Document passage below:

Hi, there,
I've used Hisat-StringTie-ballgown pipeline and Using mouse genome 91 gtf file from ensemble creates MSTRG values as partial output of Stringtie,
The number of those MSTRG can be high, and I'm not sure is a real, as too many new transcripts, or unassembled transcripts.
Is there a different way to do it to avoid this probably technical issue? Using a different assembler?
Or a different gtf file?
This issue has been raised before, however, no good answer was provided: Gene names in Ballgown differential expression analysis How to deal with MSTRG tag without relevant gene name? Converting MSTRG from stringtie with gene name https://stackoverflow.com/questions/47621574/search-and-replace-between-two-files-post2
Thank you.
I guess you should be using better annotations (gtf file).
I used this one: ftp://ftp.ensembl.org/pub/release-91/gtf/mus_musculus/Mus_musculus.GRCm38.91.gtf.gz You suggest that this is not good enough?
I am not sure if the GTF you mentioned above includes all the transcriptome annotation. If you would like to restrict read alignments to annotations to GTF you supplied, use -e option (from http://ccb.jhu.edu/software/stringtie/index.shtml?t=manual) in stringtie execution. Try to use -C option as well. This would be useful to identify novel transcripts (MSTRG) with full coverage (of reads), if there are any.
I did use this option like it's been described in Pertea 2016 Hisat Stringtie ballgown paper. MSTRG are still there....
this MSTRG it's a nightmare, I've also tried the python script here
https :// gist.github.com/gpertea/b83f1b32435e166afa92a2d388527f4b
but at the end without success ...
any update about this issue?
Thank you

End of Document passage.
Provided information below:

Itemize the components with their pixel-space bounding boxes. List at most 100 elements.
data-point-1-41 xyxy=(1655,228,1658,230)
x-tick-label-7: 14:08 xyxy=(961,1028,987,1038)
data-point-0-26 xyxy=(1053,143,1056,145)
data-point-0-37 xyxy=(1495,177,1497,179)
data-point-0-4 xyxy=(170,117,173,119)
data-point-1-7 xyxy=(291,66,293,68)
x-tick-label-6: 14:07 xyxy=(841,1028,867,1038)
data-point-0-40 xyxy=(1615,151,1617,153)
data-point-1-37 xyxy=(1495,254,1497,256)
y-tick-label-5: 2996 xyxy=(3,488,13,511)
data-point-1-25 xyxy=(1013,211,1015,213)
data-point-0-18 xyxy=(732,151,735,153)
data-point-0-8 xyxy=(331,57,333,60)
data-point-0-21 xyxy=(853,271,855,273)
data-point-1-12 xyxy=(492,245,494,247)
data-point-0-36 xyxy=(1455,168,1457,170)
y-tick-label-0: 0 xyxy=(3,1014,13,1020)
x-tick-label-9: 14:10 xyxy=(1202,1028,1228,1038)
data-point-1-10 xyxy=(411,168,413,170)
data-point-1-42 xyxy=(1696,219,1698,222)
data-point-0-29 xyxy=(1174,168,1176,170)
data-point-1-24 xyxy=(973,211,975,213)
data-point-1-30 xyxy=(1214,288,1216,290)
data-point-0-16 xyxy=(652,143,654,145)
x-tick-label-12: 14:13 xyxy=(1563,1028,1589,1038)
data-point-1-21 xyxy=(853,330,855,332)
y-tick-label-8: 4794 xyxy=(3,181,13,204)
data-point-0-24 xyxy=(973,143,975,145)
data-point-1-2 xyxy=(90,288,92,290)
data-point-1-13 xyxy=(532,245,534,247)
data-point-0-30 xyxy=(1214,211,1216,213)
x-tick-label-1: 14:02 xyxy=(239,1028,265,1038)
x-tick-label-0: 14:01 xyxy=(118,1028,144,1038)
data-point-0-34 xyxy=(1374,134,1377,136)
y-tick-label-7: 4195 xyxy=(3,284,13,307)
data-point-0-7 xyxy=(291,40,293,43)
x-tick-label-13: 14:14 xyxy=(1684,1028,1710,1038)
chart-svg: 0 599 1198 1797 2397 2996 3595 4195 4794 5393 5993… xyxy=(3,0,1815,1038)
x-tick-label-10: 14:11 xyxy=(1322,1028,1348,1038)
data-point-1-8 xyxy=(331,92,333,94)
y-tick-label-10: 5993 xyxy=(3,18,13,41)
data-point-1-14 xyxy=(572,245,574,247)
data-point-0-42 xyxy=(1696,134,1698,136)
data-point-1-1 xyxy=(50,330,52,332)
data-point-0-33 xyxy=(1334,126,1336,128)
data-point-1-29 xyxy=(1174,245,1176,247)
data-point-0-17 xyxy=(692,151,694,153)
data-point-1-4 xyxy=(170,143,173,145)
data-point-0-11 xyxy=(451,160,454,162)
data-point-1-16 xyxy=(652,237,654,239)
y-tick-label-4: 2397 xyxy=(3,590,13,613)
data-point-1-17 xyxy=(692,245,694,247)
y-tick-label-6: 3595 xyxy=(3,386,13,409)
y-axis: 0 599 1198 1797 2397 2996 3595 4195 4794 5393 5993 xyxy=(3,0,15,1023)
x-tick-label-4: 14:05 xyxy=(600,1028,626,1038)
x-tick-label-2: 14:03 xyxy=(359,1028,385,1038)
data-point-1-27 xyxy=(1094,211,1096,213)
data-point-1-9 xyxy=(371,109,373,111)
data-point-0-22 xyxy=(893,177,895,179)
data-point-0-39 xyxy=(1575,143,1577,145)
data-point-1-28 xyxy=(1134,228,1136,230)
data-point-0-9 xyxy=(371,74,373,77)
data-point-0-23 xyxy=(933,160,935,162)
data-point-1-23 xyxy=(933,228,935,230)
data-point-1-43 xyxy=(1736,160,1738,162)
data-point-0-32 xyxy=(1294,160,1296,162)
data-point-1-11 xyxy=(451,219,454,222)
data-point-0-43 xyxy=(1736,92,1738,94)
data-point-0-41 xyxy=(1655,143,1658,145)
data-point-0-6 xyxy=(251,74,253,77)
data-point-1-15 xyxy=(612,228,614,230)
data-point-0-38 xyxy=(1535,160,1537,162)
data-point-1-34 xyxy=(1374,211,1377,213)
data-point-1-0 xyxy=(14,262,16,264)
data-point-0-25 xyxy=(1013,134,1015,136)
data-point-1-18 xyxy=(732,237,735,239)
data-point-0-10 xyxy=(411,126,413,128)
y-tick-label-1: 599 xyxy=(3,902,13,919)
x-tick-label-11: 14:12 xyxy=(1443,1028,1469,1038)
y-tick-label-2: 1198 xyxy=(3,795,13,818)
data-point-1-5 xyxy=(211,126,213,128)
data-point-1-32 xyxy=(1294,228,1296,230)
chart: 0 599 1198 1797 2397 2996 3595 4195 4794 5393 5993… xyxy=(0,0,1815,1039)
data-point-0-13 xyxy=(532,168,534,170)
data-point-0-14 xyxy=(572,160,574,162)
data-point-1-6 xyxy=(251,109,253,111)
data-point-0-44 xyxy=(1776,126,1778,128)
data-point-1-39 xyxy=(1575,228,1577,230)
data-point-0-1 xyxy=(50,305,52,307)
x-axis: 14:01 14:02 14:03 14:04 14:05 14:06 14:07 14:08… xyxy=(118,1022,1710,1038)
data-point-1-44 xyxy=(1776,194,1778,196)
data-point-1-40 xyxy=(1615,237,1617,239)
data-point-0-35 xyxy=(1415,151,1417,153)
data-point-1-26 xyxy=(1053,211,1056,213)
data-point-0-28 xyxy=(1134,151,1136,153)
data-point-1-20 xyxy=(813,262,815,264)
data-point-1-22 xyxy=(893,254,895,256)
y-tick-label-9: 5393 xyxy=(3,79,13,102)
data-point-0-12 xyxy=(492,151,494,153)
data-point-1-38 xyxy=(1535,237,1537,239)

End of Provided information.

* _Tasks to complete_
- 1) Return the passage of the StringTie forum thread that runs from "I used this" down to "about this issue?".
- 2) Answer these questions using the StringTie forum thread:
(a) Which Ensembl release number does the mouse GTF file the poster used come from?
(b) Which StringTie option does the reply say restricts read alignments to the supplied GTF annotations?
(c) What kind of script did the poster also try without success?

* _Completed exercise_
- 1)
I used this one: ftp://ftp.ensembl.org/pub/release-91/gtf/mus_musculus/Mus_musculus.GRCm38.91.gtf.gz You suggest that this is not good enough?
I am not sure if the GTF you mentioned above includes all the transcriptome annotation. If you would like to restrict read alignments to annotations to GTF you supplied, use -e option (from http://ccb.jhu.edu/software/stringtie/index.shtml?t=manual) in stringtie execution. Try to use -C option as well. This would be useful to identify novel transcripts (MSTRG) with full coverage (of reads), if there are any.
I did use this option like it's been described in Pertea 2016 Hisat Stringtie ballgown paper. MSTRG are still there....
this MSTRG it's a nightmare, I've also tried the python script here
https :// gist.github.com/gpertea/b83f1b32435e166afa92a2d388527f4b
but at the end without success ...
any update about this issue?

- 2)
(a) Release 91.
(b) The -e option.
(c) A Python script.